### Job:
Exactly reproduce the lines that follow.

┏━━

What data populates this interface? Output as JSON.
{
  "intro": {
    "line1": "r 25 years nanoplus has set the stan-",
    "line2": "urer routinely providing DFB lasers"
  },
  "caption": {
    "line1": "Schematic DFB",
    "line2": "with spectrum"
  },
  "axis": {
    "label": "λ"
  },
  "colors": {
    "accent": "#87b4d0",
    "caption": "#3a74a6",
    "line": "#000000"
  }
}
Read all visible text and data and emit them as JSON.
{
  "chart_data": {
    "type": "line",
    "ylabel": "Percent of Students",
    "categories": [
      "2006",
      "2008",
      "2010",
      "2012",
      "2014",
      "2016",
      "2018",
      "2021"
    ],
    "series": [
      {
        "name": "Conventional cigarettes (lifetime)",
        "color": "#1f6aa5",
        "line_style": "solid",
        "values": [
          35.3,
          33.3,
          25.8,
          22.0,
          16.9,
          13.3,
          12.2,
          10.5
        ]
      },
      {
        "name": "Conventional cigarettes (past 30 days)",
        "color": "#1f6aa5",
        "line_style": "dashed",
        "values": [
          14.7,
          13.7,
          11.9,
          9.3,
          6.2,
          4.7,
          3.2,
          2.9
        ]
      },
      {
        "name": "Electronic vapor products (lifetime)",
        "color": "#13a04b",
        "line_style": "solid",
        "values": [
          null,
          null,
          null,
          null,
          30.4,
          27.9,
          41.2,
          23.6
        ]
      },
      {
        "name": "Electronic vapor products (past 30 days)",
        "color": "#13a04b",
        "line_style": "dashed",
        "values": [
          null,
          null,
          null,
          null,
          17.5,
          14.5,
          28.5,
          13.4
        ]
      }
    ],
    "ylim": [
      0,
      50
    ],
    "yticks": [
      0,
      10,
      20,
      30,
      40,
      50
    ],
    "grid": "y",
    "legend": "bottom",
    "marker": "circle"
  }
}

┗━━

### Correct result:
What data populates this interface? Output as JSON.
{
  "intro": {
    "line1": "r 25 years nanoplus has set the stan-",
    "line2": "urer routinely providing DFB lasers"
  },
  "caption": {
    "line1": "Schematic DFB",
    "line2": "with spectrum"
  },
  "axis": {
    "label": "λ"
  },
  "colors": {
    "accent": "#87b4d0",
    "caption": "#3a74a6",
    "line": "#000000"
  }
}
Read all visible text and data and emit them as JSON.
{
  "chart_data": {
    "type": "line",
    "ylabel": "Percent of Students",
    "categories": [
      "2006",
      "2008",
      "2010",
      "2012",
      "2014",
      "2016",
      "2018",
      "2021"
    ],
    "series": [
      {
        "name": "Conventional cigarettes (lifetime)",
        "color": "#1f6aa5",
        "line_style": "solid",
        "values": [
          35.3,
          33.3,
          25.8,
          22.0,
          16.9,
          13.3,
          12.2,
          10.5
        ]
      },
      {
        "name": "Conventional cigarettes (past 30 days)",
        "color": "#1f6aa5",
        "line_style": "dashed",
        "values": [
          14.7,
          13.7,
          11.9,
          9.3,
          6.2,
          4.7,
          3.2,
          2.9
        ]
      },
      {
        "name": "Electronic vapor products (lifetime)",
        "color": "#13a04b",
        "line_style": "solid",
        "values": [
          null,
          null,
          null,
          null,
          30.4,
          27.9,
          41.2,
          23.6
        ]
      },
      {
        "name": "Electronic vapor products (past 30 days)",
        "color": "#13a04b",
        "line_style": "dashed",
        "values": [
          null,
          null,
          null,
          null,
          17.5,
          14.5,
          28.5,
          13.4
        ]
      }
    ],
    "ylim": [
      0,
      50
    ],
    "yticks": [
      0,
      10,
      20,
      30,
      40,
      50
    ],
    "grid": "y",
    "legend": "bottom",
    "marker": "circle"
  }
}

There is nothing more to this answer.